Task brief:
Reproduce every line of the records below word for word, changing nothing.

## start Recorded data

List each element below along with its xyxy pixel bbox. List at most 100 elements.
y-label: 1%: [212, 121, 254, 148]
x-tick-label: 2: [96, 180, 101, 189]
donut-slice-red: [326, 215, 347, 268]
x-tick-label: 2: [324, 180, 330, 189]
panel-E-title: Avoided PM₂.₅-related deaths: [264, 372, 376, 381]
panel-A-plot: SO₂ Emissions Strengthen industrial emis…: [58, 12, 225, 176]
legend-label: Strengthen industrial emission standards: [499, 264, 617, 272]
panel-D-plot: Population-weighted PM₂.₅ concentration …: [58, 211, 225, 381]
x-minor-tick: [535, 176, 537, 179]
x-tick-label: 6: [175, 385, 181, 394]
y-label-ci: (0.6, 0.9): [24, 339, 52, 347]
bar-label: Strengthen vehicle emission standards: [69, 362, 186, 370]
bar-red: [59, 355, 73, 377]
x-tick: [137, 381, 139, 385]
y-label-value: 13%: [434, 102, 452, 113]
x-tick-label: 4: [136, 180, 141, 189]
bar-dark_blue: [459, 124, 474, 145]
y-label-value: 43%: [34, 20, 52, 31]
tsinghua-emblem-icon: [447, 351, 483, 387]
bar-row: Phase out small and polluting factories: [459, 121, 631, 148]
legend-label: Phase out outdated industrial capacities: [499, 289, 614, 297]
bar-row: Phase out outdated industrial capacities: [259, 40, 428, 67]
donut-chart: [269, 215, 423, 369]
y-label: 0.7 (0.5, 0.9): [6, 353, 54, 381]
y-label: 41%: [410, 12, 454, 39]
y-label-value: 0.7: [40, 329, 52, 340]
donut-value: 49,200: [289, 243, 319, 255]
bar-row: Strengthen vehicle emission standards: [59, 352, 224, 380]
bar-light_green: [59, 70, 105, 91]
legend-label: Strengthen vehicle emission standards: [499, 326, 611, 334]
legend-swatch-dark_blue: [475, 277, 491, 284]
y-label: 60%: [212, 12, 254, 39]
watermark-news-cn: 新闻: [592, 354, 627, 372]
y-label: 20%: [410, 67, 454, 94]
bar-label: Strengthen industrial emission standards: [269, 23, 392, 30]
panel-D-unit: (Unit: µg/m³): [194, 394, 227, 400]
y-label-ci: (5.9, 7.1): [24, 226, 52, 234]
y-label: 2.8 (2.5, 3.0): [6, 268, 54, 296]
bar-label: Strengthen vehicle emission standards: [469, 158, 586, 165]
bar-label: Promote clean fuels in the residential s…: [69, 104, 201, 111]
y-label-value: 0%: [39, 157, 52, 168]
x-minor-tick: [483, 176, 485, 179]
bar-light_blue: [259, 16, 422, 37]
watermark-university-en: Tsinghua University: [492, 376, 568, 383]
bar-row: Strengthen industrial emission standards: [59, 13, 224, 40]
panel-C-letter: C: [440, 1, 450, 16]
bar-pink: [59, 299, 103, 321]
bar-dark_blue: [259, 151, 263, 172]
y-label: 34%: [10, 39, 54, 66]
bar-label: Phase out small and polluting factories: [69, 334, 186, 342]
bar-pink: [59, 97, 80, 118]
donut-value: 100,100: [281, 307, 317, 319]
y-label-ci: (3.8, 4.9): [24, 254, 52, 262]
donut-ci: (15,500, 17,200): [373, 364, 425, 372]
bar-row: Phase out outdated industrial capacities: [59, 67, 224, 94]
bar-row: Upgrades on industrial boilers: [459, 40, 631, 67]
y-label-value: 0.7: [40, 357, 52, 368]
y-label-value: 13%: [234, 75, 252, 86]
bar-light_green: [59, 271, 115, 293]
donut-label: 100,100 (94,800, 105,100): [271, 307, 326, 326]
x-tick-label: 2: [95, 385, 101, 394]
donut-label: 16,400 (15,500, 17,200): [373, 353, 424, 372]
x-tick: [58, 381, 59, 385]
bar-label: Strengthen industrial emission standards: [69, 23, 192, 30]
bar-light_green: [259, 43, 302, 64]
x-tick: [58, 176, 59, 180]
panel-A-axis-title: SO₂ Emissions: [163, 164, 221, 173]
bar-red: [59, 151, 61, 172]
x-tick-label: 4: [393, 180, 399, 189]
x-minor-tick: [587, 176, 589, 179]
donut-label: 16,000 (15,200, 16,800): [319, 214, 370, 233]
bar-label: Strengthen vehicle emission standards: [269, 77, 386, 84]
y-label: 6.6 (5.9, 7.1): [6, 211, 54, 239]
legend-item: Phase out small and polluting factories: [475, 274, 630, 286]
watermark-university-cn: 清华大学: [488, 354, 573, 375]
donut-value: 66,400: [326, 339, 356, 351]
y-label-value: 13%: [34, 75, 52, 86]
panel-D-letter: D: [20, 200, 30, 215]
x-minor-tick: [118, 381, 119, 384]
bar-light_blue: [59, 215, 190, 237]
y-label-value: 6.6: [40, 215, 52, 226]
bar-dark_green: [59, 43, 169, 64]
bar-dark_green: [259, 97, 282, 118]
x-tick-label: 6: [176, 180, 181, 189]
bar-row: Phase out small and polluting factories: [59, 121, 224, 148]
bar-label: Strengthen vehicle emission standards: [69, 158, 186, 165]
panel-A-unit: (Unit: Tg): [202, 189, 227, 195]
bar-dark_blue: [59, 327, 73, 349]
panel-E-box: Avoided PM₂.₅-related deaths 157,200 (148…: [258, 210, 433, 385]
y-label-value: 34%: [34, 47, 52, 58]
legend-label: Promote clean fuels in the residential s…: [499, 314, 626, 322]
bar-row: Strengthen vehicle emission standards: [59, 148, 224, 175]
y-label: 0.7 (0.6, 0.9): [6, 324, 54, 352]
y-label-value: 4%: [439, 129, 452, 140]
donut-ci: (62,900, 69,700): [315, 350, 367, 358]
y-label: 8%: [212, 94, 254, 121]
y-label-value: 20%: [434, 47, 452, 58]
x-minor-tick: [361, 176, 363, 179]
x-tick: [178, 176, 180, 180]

## end Recorded data

The completed task:
List each element below along with its xyxy pixel bbox. List at most 100 elements.
y-label: 1%: [212, 121, 254, 148]
x-tick-label: 2: [96, 180, 101, 189]
donut-slice-red: [326, 215, 347, 268]
x-tick-label: 2: [324, 180, 330, 189]
panel-E-title: Avoided PM₂.₅-related deaths: [264, 372, 376, 381]
panel-A-plot: SO₂ Emissions Strengthen industrial emis…: [58, 12, 225, 176]
legend-label: Strengthen industrial emission standards: [499, 264, 617, 272]
panel-D-plot: Population-weighted PM₂.₅ concentration …: [58, 211, 225, 381]
x-minor-tick: [535, 176, 537, 179]
x-tick-label: 6: [175, 385, 181, 394]
y-label-ci: (0.6, 0.9): [24, 339, 52, 347]
bar-label: Strengthen vehicle emission standards: [69, 362, 186, 370]
bar-red: [59, 355, 73, 377]
x-tick: [137, 381, 139, 385]
y-label-value: 13%: [434, 102, 452, 113]
x-tick-label: 4: [136, 180, 141, 189]
bar-dark_blue: [459, 124, 474, 145]
y-label-value: 43%: [34, 20, 52, 31]
tsinghua-emblem-icon: [447, 351, 483, 387]
bar-row: Phase out small and polluting factories: [459, 121, 631, 148]
legend-label: Phase out outdated industrial capacities: [499, 289, 614, 297]
bar-row: Phase out outdated industrial capacities: [259, 40, 428, 67]
donut-chart: [269, 215, 423, 369]
y-label: 0.7 (0.5, 0.9): [6, 353, 54, 381]
y-label: 41%: [410, 12, 454, 39]
y-label-value: 0.7: [40, 329, 52, 340]
donut-value: 49,200: [289, 243, 319, 255]
bar-row: Strengthen vehicle emission standards: [59, 352, 224, 380]
bar-light_green: [59, 70, 105, 91]
legend-label: Strengthen vehicle emission standards: [499, 326, 611, 334]
legend-swatch-dark_blue: [475, 277, 491, 284]
y-label: 60%: [212, 12, 254, 39]
watermark-news-cn: 新闻: [592, 354, 627, 372]
y-label: 20%: [410, 67, 454, 94]
bar-label: Strengthen industrial emission standards: [269, 23, 392, 30]
panel-D-unit: (Unit: µg/m³): [194, 394, 227, 400]
y-label-ci: (5.9, 7.1): [24, 226, 52, 234]
y-label: 2.8 (2.5, 3.0): [6, 268, 54, 296]
bar-label: Strengthen vehicle emission standards: [469, 158, 586, 165]
bar-label: Promote clean fuels in the residential s…: [69, 104, 201, 111]
y-label-value: 0%: [39, 157, 52, 168]
x-minor-tick: [483, 176, 485, 179]
bar-light_blue: [259, 16, 422, 37]
watermark-university-en: Tsinghua University: [492, 376, 568, 383]
bar-row: Strengthen industrial emission standards: [59, 13, 224, 40]
panel-C-letter: C: [440, 1, 450, 16]
bar-pink: [59, 299, 103, 321]
bar-dark_blue: [259, 151, 263, 172]
y-label: 34%: [10, 39, 54, 66]
bar-label: Phase out small and polluting factories: [69, 334, 186, 342]
bar-pink: [59, 97, 80, 118]
donut-value: 100,100: [281, 307, 317, 319]
y-label-ci: (3.8, 4.9): [24, 254, 52, 262]
donut-ci: (15,500, 17,200): [373, 364, 425, 372]
bar-row: Phase out outdated industrial capacities: [59, 67, 224, 94]
bar-row: Upgrades on industrial boilers: [459, 40, 631, 67]
y-label-value: 0.7: [40, 357, 52, 368]
y-label-value: 13%: [234, 75, 252, 86]
bar-light_green: [59, 271, 115, 293]
donut-label: 100,100 (94,800, 105,100): [271, 307, 326, 326]
x-tick-label: 2: [95, 385, 101, 394]
donut-label: 16,400 (15,500, 17,200): [373, 353, 424, 372]
x-tick: [58, 381, 59, 385]
bar-label: Strengthen industrial emission standards: [69, 23, 192, 30]
bar-light_green: [259, 43, 302, 64]
x-tick: [58, 176, 59, 180]
panel-A-axis-title: SO₂ Emissions: [163, 164, 221, 173]
bar-red: [59, 151, 61, 172]
x-tick-label: 4: [393, 180, 399, 189]
x-minor-tick: [587, 176, 589, 179]
donut-label: 16,000 (15,200, 16,800): [319, 214, 370, 233]
bar-label: Strengthen vehicle emission standards: [269, 77, 386, 84]
y-label: 6.6 (5.9, 7.1): [6, 211, 54, 239]
legend-item: Phase out small and polluting factories: [475, 274, 630, 286]
watermark-university-cn: 清华大学: [488, 354, 573, 375]
donut-value: 66,400: [326, 339, 356, 351]
y-label-value: 13%: [34, 75, 52, 86]
panel-D-letter: D: [20, 200, 30, 215]
x-minor-tick: [118, 381, 119, 384]
bar-light_blue: [59, 215, 190, 237]
y-label-value: 6.6: [40, 215, 52, 226]
bar-dark_green: [59, 43, 169, 64]
bar-dark_green: [259, 97, 282, 118]
x-tick-label: 6: [176, 180, 181, 189]
bar-row: Phase out small and polluting factories: [59, 121, 224, 148]
bar-label: Strengthen vehicle emission standards: [69, 158, 186, 165]
panel-A-unit: (Unit: Tg): [202, 189, 227, 195]
bar-dark_blue: [59, 327, 73, 349]
panel-E-box: Avoided PM₂.₅-related deaths 157,200 (148…: [258, 210, 433, 385]
y-label-value: 34%: [34, 47, 52, 58]
legend-label: Promote clean fuels in the residential s…: [499, 314, 626, 322]
bar-row: Strengthen vehicle emission standards: [59, 148, 224, 175]
y-label: 0.7 (0.6, 0.9): [6, 324, 54, 352]
y-label-value: 4%: [439, 129, 452, 140]
donut-ci: (62,900, 69,700): [315, 350, 367, 358]
y-label: 8%: [212, 94, 254, 121]
y-label-value: 20%: [434, 47, 452, 58]
x-minor-tick: [361, 176, 363, 179]
x-tick: [178, 176, 180, 180]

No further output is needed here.